EXERCISE MATERIAL

------------------------

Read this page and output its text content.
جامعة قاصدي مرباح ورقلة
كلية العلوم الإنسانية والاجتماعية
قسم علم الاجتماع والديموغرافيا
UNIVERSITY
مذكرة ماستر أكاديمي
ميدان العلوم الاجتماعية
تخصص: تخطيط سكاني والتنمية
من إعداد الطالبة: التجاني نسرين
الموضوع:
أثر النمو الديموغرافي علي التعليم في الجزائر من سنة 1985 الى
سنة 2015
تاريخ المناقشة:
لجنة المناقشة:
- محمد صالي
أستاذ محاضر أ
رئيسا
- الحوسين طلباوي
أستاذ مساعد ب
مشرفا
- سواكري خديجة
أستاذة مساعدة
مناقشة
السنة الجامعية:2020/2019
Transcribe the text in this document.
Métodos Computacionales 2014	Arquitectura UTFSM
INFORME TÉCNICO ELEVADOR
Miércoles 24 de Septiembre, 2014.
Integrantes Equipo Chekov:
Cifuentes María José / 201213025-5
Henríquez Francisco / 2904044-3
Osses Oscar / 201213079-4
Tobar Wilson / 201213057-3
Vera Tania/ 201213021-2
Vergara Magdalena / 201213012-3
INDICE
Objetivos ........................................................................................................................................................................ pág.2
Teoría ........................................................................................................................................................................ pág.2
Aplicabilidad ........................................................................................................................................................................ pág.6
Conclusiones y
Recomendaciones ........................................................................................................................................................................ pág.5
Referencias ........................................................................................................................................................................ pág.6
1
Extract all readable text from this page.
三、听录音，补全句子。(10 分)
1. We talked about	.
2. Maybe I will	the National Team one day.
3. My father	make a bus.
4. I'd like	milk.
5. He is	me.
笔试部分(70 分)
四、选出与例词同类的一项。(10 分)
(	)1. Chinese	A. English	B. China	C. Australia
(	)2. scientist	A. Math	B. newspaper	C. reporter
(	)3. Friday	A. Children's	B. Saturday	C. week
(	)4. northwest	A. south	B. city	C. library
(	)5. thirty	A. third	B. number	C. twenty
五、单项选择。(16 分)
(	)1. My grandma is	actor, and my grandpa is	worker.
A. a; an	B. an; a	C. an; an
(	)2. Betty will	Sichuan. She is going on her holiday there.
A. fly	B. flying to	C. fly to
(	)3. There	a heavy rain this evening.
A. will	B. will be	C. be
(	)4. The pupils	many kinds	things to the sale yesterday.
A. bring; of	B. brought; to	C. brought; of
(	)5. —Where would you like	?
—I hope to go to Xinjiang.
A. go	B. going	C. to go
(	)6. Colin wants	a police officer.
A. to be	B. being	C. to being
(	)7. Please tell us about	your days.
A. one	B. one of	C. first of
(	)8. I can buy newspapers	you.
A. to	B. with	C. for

------------------------

Select and copy every line of the listing with the word "العلوم".

RESPONSE TO THIS TASK
كلية العلوم الإنسانية والاجتماعية
ميدان العلوم الاجتماعية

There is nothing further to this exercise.